Show every line in the records below that contains the word "трех".
* start Supplied entries *
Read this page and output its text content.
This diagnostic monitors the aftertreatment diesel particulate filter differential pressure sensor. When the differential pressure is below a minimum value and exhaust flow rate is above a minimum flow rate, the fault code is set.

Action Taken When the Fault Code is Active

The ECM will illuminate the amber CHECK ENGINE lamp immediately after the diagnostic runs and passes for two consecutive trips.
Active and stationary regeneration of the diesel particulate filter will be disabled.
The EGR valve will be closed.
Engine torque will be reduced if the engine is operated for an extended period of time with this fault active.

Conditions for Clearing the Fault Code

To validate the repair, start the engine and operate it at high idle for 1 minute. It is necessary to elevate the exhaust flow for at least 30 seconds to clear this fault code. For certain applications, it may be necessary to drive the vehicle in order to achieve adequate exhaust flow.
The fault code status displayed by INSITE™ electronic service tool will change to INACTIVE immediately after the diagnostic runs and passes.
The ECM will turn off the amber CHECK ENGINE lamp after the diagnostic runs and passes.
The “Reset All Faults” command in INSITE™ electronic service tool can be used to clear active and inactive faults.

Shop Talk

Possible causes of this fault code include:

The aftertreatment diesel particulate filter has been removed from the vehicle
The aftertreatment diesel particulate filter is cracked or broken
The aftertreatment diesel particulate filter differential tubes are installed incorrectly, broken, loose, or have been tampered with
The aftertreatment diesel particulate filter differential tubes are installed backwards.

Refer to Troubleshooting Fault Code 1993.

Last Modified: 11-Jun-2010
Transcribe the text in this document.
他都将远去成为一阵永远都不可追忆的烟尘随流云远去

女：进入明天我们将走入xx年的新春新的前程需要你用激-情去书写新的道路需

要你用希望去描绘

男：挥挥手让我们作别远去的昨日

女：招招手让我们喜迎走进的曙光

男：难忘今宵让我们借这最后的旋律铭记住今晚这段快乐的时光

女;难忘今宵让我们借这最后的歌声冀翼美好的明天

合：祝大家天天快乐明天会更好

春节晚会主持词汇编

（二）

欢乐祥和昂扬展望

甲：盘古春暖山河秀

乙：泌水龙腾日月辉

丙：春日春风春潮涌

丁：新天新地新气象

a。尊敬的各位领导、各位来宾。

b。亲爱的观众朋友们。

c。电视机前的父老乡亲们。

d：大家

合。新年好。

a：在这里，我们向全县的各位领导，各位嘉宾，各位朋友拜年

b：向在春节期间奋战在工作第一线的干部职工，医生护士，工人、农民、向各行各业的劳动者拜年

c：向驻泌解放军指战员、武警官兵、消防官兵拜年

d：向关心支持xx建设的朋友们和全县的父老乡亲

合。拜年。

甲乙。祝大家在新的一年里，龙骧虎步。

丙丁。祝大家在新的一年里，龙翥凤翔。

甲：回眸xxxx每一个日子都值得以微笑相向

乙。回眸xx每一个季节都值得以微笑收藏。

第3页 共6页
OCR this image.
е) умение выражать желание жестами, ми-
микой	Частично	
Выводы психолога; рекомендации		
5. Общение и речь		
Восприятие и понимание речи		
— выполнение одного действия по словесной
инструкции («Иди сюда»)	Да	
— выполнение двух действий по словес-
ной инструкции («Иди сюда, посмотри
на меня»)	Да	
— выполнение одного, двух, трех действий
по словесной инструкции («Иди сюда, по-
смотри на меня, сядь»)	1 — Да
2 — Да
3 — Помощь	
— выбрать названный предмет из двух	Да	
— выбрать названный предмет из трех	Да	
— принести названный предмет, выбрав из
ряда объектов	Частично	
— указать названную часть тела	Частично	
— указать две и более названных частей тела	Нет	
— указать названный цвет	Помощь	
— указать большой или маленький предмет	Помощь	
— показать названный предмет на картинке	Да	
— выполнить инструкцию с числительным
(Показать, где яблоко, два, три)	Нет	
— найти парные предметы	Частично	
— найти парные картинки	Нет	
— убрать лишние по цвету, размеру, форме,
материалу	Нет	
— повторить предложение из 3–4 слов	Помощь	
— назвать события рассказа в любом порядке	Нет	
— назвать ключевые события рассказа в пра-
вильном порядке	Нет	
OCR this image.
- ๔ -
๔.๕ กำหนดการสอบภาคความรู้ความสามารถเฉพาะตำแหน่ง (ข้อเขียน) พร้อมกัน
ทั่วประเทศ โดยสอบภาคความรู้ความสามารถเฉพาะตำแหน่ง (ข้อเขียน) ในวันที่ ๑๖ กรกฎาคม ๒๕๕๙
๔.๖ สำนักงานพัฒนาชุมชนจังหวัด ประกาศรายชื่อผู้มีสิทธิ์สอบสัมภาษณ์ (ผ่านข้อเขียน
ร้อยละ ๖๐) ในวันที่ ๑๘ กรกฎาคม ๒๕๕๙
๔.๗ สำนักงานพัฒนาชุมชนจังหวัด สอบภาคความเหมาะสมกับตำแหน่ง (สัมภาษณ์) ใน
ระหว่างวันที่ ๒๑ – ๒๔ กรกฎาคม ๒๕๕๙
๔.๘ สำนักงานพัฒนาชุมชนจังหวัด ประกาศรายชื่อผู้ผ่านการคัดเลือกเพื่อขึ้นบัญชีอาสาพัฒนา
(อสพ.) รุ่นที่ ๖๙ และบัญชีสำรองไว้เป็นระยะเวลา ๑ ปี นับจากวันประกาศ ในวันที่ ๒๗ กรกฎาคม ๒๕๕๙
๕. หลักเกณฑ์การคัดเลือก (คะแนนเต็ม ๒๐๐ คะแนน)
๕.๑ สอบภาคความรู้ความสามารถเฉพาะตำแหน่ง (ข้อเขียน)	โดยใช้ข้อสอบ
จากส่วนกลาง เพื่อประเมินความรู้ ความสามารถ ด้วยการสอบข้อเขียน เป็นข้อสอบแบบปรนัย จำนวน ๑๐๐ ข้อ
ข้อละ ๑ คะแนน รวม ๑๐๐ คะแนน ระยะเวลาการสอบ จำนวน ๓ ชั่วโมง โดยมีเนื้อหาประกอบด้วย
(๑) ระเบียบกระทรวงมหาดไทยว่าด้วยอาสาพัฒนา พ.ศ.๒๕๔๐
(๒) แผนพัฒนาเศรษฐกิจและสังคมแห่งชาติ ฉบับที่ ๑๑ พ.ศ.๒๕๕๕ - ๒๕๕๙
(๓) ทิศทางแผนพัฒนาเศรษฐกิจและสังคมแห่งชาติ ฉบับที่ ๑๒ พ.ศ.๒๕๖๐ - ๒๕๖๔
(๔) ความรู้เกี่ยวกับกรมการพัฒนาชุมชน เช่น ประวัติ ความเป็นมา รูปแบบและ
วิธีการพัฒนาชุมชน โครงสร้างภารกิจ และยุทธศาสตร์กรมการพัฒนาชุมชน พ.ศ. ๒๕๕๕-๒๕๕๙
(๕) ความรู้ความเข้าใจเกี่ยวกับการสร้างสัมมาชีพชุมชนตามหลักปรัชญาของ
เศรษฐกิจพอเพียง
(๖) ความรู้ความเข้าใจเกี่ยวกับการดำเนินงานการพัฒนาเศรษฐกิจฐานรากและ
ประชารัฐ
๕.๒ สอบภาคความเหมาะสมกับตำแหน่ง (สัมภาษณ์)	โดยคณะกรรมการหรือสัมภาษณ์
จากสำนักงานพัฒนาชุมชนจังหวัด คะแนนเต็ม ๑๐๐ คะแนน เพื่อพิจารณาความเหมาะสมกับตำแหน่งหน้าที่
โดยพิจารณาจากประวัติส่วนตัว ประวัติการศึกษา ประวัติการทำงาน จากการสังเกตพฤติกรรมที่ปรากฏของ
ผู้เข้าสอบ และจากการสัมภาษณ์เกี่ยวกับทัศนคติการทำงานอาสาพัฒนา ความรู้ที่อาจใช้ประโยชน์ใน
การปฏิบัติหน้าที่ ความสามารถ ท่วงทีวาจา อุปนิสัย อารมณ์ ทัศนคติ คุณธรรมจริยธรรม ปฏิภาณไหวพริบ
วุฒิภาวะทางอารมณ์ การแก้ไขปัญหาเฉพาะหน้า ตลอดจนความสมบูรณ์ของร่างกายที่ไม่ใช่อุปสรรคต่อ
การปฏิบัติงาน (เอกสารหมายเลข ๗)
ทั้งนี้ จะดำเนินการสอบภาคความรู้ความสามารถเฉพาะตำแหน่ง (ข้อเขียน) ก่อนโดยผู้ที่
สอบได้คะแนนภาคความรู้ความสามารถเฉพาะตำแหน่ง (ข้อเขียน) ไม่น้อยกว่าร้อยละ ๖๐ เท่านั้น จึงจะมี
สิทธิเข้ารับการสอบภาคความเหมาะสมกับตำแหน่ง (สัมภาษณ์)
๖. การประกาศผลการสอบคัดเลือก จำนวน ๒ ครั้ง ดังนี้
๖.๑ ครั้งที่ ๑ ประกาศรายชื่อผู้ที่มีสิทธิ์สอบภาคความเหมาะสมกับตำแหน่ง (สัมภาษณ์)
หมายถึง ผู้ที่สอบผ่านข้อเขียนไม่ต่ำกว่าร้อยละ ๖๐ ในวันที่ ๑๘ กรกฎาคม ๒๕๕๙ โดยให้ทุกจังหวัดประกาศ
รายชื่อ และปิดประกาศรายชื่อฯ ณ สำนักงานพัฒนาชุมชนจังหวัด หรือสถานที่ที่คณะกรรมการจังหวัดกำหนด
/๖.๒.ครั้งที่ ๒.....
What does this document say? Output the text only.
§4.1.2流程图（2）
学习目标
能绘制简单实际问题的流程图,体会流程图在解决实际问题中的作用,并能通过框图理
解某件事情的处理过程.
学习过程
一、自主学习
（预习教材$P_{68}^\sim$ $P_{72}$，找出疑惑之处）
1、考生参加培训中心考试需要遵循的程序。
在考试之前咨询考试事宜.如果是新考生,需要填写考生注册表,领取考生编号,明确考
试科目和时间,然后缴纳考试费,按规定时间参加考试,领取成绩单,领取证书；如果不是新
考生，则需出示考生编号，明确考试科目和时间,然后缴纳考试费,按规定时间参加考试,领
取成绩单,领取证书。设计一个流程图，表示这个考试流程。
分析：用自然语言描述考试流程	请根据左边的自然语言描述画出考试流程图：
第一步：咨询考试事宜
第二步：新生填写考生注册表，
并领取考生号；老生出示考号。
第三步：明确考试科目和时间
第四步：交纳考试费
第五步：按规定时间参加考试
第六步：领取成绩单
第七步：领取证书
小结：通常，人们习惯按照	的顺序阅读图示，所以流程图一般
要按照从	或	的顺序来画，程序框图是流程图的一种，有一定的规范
* end Supplied entries *
*Solution to this task*.
— выполнение одного, двух, трех действий
— выбрать названный предмет из трех	Да	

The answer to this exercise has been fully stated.